Repeat, line for line, the entries printed below.

Input material:
┏━━
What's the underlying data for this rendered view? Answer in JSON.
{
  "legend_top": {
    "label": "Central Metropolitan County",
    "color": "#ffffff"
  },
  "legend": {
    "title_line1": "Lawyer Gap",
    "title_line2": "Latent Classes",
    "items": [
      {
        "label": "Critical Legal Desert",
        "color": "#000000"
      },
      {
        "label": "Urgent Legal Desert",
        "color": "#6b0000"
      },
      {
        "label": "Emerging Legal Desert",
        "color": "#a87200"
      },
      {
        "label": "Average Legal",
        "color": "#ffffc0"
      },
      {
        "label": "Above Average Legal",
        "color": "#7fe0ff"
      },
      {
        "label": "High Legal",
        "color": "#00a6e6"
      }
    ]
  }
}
┗━━
Output below:
What's the underlying data for this rendered view? Answer in JSON.
{
  "legend_top": {
    "label": "Central Metropolitan County",
    "color": "#ffffff"
  },
  "legend": {
    "title_line1": "Lawyer Gap",
    "title_line2": "Latent Classes",
    "items": [
      {
        "label": "Critical Legal Desert",
        "color": "#000000"
      },
      {
        "label": "Urgent Legal Desert",
        "color": "#6b0000"
      },
      {
        "label": "Emerging Legal Desert",
        "color": "#a87200"
      },
      {
        "label": "Average Legal",
        "color": "#ffffc0"
      },
      {
        "label": "Above Average Legal",
        "color": "#7fe0ff"
      },
      {
        "label": "High Legal",
        "color": "#00a6e6"
      }
    ]
  }
}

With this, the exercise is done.